*** Data shown ***

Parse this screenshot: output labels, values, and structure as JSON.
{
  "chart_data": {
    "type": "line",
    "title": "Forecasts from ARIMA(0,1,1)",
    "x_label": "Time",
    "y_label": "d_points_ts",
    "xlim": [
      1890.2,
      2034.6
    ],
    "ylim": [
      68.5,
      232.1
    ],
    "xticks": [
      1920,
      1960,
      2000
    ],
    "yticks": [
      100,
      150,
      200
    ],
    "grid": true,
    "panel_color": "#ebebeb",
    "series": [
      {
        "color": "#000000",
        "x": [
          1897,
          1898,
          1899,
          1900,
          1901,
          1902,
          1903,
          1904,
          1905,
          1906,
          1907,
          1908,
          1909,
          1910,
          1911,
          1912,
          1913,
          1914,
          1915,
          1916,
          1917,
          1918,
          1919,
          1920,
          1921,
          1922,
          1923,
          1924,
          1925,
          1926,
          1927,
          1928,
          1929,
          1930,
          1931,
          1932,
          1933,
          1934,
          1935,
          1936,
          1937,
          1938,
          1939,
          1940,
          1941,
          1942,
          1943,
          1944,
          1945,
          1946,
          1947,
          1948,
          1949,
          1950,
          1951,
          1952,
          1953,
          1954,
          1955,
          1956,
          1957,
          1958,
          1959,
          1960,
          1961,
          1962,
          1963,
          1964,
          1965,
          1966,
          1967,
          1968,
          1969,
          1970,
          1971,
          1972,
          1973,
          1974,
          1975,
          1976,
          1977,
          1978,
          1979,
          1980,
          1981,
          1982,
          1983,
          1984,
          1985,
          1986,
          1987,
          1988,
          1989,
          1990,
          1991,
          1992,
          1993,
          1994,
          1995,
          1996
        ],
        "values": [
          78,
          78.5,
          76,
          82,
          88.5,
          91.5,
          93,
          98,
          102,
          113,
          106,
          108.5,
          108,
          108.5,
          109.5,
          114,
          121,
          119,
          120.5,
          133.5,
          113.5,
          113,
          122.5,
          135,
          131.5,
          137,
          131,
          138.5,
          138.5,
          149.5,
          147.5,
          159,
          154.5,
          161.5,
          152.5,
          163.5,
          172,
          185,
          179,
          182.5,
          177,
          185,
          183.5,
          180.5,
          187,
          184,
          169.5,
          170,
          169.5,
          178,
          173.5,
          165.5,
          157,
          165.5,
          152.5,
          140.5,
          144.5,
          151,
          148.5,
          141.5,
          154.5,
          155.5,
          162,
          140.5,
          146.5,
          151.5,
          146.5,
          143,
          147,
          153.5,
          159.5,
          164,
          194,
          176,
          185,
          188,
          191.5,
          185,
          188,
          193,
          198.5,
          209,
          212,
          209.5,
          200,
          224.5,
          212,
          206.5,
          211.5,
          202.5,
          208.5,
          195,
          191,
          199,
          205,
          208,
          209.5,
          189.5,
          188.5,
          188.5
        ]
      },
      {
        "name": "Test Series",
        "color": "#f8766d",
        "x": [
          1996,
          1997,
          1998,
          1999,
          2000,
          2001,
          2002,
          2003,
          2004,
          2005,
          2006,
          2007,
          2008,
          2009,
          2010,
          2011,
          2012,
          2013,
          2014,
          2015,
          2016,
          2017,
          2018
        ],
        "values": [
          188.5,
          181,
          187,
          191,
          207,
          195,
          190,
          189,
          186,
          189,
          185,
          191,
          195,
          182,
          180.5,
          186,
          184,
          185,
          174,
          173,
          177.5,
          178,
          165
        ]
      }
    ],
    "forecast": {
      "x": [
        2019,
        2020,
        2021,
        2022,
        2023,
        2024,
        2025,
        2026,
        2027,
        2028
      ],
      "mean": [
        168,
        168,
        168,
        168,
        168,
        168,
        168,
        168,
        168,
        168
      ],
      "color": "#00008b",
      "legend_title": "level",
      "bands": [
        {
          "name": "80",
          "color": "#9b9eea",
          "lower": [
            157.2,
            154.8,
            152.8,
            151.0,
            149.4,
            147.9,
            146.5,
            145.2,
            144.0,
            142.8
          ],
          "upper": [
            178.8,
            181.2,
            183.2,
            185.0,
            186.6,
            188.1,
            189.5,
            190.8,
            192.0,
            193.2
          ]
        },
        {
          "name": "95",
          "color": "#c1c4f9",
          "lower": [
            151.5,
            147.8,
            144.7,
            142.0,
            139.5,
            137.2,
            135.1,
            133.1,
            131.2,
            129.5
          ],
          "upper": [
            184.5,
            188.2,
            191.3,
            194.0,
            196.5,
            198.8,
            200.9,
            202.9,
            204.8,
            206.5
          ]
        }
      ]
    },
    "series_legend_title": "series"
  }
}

***
*** Data shown ***

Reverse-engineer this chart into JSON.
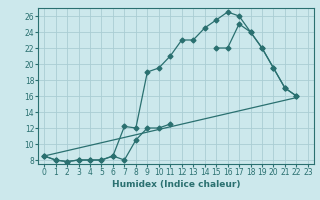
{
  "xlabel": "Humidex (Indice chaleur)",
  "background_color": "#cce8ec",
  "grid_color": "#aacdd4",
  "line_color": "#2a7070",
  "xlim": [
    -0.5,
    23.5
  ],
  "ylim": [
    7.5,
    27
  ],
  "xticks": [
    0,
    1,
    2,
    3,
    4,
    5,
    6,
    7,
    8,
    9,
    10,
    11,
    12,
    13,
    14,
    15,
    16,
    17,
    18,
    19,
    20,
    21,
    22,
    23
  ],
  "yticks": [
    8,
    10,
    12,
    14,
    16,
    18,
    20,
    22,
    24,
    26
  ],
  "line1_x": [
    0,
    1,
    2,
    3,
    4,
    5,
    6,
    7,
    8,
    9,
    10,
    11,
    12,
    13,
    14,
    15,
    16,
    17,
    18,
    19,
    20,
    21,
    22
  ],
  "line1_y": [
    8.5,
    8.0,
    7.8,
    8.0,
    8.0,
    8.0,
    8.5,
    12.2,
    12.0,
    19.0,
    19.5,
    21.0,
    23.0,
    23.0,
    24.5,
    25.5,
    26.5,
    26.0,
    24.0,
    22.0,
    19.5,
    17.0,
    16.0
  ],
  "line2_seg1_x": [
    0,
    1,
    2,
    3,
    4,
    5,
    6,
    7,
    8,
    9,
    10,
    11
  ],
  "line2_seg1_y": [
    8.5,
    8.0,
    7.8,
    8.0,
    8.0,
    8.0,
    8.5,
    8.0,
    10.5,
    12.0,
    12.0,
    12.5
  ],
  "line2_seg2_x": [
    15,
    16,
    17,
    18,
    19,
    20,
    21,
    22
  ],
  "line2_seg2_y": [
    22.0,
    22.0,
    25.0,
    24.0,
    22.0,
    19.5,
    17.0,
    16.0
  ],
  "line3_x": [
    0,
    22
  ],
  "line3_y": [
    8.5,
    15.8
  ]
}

***
*** Data shown ***

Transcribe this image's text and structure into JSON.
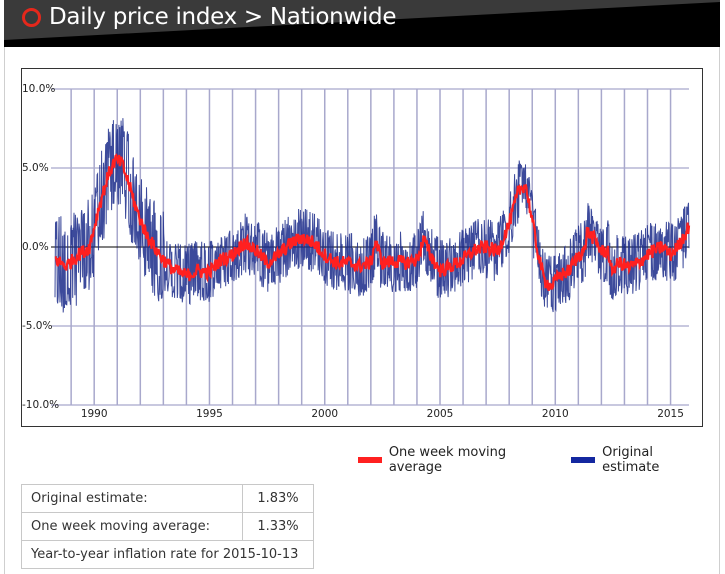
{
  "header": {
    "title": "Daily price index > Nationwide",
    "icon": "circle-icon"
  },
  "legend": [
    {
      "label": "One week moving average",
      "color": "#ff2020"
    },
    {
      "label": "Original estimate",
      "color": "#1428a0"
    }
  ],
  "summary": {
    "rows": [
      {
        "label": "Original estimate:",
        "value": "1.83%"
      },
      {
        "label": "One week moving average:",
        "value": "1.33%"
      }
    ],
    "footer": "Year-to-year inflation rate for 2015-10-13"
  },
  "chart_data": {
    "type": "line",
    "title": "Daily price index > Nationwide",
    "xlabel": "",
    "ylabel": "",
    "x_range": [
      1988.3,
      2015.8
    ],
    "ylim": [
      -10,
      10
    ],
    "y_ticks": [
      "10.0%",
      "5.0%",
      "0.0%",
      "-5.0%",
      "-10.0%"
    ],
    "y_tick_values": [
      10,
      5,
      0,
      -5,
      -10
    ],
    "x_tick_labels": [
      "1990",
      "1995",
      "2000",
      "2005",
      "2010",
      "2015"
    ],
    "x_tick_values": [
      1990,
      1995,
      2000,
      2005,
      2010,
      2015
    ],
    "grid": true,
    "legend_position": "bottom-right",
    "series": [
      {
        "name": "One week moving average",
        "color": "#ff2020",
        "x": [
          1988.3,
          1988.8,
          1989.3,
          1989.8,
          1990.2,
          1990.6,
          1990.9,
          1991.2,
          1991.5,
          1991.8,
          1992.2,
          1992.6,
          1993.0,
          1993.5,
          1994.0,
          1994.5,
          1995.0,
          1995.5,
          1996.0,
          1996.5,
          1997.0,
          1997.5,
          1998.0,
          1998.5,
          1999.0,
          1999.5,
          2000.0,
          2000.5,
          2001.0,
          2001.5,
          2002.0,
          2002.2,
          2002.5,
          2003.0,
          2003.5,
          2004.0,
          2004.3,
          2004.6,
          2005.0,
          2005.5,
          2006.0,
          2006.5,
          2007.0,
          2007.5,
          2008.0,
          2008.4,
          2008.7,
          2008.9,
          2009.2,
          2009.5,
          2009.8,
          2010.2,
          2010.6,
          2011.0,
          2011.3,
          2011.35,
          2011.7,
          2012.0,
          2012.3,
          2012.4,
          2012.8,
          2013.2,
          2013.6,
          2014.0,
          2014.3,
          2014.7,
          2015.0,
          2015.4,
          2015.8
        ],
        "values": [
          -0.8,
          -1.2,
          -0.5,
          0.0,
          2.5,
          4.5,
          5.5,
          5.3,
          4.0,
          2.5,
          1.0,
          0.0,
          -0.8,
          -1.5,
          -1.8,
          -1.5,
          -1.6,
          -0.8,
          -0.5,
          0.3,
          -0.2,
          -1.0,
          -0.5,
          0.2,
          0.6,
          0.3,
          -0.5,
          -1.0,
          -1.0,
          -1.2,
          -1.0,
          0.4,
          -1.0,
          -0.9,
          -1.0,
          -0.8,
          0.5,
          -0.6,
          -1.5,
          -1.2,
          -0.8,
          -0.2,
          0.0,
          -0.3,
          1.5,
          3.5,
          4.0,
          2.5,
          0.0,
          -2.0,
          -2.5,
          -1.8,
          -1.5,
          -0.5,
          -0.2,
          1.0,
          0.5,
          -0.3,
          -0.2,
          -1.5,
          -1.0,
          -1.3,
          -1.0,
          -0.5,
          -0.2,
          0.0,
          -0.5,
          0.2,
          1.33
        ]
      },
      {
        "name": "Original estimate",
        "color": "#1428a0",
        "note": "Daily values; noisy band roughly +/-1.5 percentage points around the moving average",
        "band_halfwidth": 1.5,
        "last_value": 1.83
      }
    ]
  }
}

***

**The task**
Collect each line above holding the string "xlabel".

**Full output**
  "xlabel": "Humidex (Indice chaleur)",
    "xlabel": "",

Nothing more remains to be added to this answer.